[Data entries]
++++++++++++++++++++
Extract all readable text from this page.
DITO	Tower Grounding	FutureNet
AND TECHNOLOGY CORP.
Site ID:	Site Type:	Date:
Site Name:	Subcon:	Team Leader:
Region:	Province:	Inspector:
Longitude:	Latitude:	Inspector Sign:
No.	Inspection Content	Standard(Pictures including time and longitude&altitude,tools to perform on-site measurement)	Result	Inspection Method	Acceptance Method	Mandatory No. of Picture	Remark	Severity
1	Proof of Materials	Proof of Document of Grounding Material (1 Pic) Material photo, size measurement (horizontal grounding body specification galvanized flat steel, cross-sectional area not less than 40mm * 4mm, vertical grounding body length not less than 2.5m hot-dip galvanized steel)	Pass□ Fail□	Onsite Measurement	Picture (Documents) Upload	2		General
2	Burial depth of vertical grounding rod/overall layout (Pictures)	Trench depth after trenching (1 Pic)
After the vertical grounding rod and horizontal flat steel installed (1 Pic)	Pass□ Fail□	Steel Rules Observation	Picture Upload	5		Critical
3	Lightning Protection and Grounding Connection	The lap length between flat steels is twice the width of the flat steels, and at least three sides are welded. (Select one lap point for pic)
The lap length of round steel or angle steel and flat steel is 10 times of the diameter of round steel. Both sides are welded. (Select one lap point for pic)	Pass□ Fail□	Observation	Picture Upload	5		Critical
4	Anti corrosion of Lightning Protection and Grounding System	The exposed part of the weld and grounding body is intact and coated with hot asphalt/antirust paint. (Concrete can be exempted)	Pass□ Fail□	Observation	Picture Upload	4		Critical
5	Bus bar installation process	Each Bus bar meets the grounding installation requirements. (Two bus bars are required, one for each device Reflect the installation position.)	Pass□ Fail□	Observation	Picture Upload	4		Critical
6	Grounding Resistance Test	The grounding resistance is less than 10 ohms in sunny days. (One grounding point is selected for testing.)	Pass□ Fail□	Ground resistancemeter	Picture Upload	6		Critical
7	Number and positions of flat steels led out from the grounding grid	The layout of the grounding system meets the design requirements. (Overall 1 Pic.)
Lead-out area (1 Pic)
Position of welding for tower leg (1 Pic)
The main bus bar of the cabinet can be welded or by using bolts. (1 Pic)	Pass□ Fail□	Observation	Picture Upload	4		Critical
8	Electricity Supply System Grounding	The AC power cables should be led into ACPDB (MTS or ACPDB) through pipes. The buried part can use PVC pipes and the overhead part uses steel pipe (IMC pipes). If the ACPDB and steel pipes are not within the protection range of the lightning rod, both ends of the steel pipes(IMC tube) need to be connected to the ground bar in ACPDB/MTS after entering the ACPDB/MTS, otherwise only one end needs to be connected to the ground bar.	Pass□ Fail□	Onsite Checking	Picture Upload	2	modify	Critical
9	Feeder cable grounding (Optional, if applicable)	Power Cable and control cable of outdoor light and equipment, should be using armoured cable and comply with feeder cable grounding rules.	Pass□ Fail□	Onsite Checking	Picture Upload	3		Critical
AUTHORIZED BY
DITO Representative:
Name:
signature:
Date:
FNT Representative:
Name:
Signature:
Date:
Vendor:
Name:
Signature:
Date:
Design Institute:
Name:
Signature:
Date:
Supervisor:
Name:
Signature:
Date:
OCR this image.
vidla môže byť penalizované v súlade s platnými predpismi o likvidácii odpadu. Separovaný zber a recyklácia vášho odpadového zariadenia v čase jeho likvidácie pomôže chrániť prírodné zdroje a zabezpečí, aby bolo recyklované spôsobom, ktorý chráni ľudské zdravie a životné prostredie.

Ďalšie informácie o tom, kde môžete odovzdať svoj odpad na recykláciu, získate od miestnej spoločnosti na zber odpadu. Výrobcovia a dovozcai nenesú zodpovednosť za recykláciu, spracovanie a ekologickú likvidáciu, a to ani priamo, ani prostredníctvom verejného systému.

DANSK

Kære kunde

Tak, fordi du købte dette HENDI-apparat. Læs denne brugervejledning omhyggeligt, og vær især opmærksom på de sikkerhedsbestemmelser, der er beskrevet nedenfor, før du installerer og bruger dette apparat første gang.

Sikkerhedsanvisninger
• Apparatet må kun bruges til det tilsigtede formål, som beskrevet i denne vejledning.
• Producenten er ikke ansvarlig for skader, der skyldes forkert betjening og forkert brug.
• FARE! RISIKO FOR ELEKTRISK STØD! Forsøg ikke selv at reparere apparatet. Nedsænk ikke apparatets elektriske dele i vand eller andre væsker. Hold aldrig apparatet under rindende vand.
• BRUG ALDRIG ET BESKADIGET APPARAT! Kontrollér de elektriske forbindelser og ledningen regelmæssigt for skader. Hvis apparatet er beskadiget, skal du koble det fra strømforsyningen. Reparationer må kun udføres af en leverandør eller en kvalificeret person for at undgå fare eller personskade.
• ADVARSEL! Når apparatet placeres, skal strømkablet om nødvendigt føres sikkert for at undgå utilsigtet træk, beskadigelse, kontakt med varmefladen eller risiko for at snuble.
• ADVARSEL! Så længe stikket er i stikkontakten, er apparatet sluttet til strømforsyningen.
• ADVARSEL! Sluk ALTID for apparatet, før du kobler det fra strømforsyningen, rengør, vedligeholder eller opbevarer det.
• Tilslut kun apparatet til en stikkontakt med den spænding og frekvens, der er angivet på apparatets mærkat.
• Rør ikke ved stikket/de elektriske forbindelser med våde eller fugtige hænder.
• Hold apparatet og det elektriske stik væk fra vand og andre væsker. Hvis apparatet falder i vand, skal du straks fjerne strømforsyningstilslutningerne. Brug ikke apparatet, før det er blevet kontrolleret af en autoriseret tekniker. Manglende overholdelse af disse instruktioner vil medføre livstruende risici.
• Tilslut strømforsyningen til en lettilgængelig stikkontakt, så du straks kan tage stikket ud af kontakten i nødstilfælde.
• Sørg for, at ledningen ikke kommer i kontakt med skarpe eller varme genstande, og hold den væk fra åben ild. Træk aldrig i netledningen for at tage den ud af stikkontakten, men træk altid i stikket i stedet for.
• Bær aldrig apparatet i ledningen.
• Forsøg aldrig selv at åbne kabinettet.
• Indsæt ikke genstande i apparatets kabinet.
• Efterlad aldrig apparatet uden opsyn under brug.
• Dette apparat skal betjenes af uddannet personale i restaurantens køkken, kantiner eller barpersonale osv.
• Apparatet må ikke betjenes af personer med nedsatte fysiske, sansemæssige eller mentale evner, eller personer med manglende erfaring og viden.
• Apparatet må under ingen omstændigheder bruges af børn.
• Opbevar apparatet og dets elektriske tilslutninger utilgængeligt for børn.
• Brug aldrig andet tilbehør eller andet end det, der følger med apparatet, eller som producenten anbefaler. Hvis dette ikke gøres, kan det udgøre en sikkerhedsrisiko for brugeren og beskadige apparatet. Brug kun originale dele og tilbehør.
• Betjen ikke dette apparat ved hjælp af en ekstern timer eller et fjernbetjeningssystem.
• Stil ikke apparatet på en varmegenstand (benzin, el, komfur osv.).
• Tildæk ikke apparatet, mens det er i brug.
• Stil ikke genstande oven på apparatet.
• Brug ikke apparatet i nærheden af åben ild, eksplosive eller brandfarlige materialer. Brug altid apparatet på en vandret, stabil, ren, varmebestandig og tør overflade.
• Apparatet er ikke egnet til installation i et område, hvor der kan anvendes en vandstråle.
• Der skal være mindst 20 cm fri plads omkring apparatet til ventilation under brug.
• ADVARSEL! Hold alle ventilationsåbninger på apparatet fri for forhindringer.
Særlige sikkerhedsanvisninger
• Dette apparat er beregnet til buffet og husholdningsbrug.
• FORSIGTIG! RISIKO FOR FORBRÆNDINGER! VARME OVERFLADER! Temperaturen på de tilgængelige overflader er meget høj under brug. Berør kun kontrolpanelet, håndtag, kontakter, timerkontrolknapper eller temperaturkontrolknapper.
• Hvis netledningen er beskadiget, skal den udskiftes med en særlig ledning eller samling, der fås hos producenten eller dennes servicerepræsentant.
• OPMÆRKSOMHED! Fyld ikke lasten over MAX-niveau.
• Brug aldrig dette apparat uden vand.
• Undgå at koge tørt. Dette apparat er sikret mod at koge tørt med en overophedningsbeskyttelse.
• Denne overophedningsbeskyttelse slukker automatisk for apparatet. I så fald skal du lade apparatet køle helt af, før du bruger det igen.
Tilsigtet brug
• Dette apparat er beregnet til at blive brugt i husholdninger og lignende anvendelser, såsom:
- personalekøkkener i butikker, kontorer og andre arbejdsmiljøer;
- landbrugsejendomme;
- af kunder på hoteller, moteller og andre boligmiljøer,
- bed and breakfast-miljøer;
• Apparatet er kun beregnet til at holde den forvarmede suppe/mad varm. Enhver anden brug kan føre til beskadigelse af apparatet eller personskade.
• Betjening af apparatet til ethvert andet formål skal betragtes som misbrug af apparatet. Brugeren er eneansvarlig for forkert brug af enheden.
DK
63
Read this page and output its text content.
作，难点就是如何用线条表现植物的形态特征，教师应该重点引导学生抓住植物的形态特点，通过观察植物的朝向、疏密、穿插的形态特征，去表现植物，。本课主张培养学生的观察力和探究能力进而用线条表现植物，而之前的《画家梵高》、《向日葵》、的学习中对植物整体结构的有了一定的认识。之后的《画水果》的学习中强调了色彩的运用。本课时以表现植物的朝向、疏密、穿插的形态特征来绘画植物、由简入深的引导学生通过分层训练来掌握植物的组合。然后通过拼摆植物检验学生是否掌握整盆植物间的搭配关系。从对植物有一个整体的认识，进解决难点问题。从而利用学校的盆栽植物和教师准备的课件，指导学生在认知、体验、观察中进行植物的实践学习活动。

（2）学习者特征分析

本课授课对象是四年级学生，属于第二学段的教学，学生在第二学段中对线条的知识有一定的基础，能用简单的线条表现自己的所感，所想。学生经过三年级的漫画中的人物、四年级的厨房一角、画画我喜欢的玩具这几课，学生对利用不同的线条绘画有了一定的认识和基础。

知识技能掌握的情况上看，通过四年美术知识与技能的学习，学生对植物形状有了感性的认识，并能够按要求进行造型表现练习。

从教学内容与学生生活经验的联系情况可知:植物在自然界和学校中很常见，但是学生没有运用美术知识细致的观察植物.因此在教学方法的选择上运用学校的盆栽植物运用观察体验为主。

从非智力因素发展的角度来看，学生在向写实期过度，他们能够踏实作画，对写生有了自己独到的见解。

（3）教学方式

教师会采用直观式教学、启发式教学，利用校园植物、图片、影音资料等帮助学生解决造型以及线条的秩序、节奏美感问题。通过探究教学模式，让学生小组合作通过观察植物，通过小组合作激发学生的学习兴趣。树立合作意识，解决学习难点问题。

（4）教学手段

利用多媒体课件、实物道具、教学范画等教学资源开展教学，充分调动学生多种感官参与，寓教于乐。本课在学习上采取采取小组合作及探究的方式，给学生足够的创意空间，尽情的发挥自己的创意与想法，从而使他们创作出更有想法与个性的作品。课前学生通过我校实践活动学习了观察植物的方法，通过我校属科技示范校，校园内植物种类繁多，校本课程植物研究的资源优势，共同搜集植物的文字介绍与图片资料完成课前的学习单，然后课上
++++++++++++++++++++
* [Given instruction] In the listing above, how many lines include the word "body"? Answer with the number and nothing more.

* [Answer below] 2